» **CHALLENGE**: Give the number of lines in the data that contain "JSON", and nothing more.

» **STORED ROWS**:
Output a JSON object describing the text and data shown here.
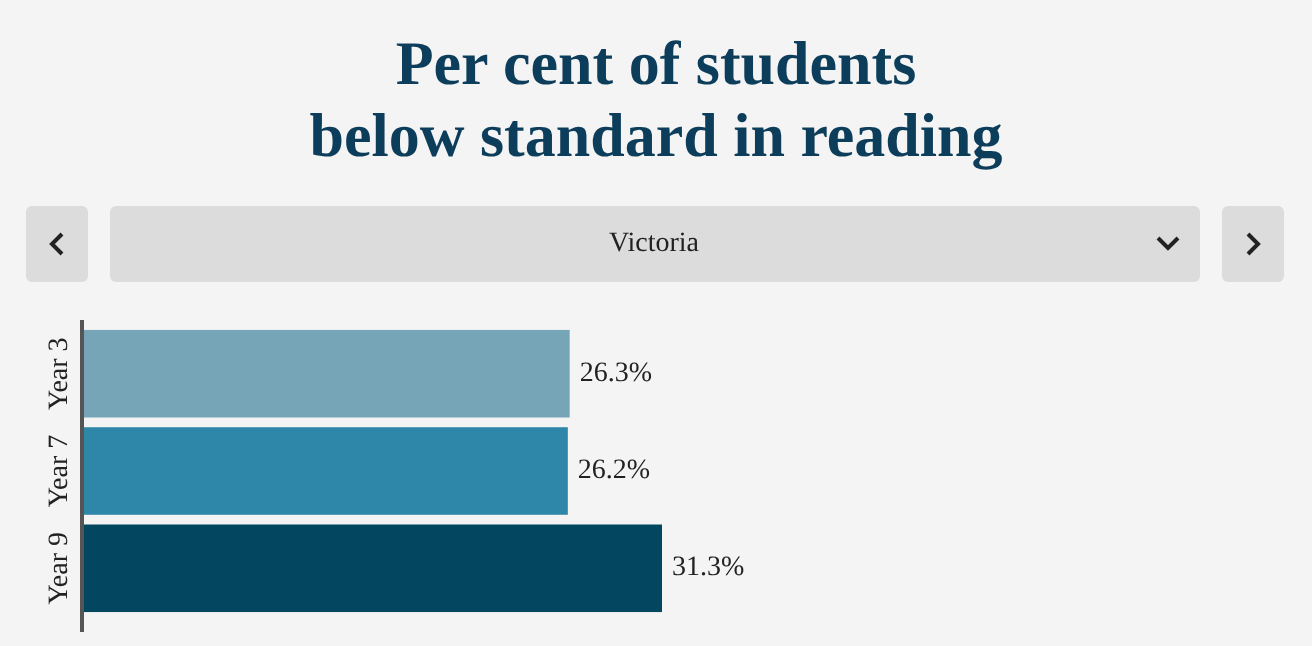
{
  "chart_data": {
    "type": "bar",
    "orientation": "horizontal",
    "title": "Per cent of students below standard in reading",
    "annotations": [
      "Victoria"
    ],
    "categories": [
      "Year 3",
      "Year 7",
      "Year 9"
    ],
    "values": [
      26.3,
      26.2,
      31.3
    ],
    "colors": [
      "#76a5b7",
      "#2e87a8",
      "#03465f"
    ],
    "value_labels": [
      "26.3%",
      "26.2%",
      "31.3%"
    ]
  }
}
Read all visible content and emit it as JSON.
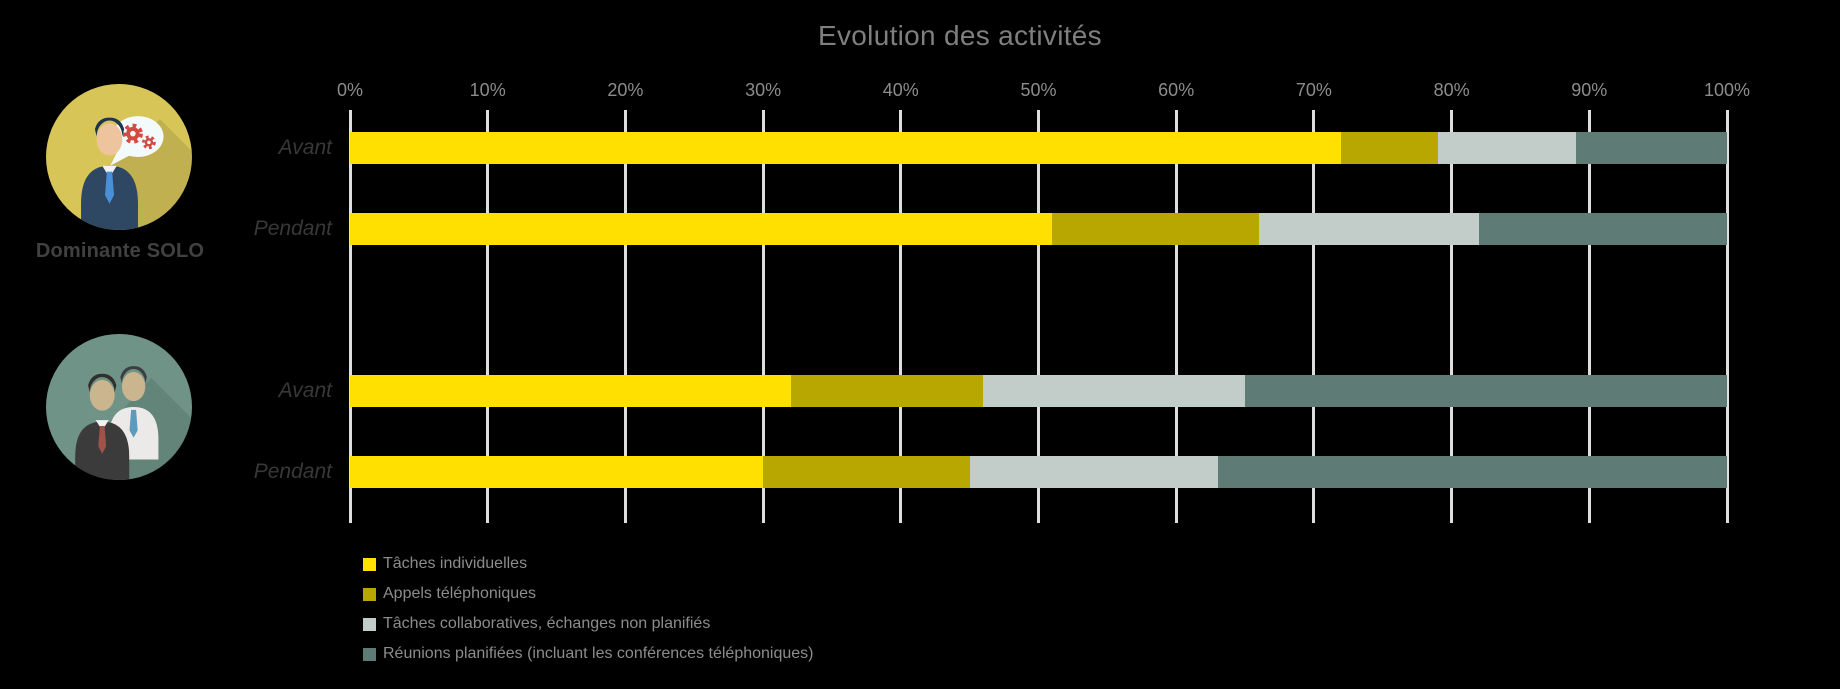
{
  "title": "Evolution des activités",
  "colors": {
    "background": "#000000",
    "title_text": "#7f7f7f",
    "tick_text": "#8c8c8c",
    "category_text": "#383838",
    "group_label_text": "#414141",
    "legend_text": "#8c8c8c",
    "gridline": "#dedede",
    "icon1_circle": "#d7c558",
    "icon2_circle": "#6f9487"
  },
  "chart_data": {
    "type": "bar",
    "subtype": "horizontal-stacked",
    "title": "Evolution des activités",
    "xlim": [
      0,
      100
    ],
    "x_tick_labels": [
      "0%",
      "10%",
      "20%",
      "30%",
      "40%",
      "50%",
      "60%",
      "70%",
      "80%",
      "90%",
      "100%"
    ],
    "grid": true,
    "legend_position": "bottom-left",
    "series": [
      {
        "name": "Tâches individuelles",
        "color": "#ffe000"
      },
      {
        "name": "Appels téléphoniques",
        "color": "#b8a700"
      },
      {
        "name": "Tâches collaboratives, échanges non planifiés",
        "color": "#c2cdc9"
      },
      {
        "name": "Réunions planifiées (incluant les conférences téléphoniques)",
        "color": "#5e7b75"
      }
    ],
    "groups": [
      {
        "label": "Dominante SOLO",
        "icon": "person-speech-bubble-gears-icon",
        "rows": [
          {
            "category": "Avant",
            "values": [
              72,
              7,
              10,
              11
            ]
          },
          {
            "category": "Pendant",
            "values": [
              51,
              15,
              16,
              18
            ]
          }
        ]
      },
      {
        "label": "",
        "icon": "two-people-icon",
        "rows": [
          {
            "category": "Avant",
            "values": [
              32,
              14,
              19,
              35
            ]
          },
          {
            "category": "Pendant",
            "values": [
              30,
              15,
              18,
              37
            ]
          }
        ]
      }
    ]
  }
}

» **FINISHED TASK**: 2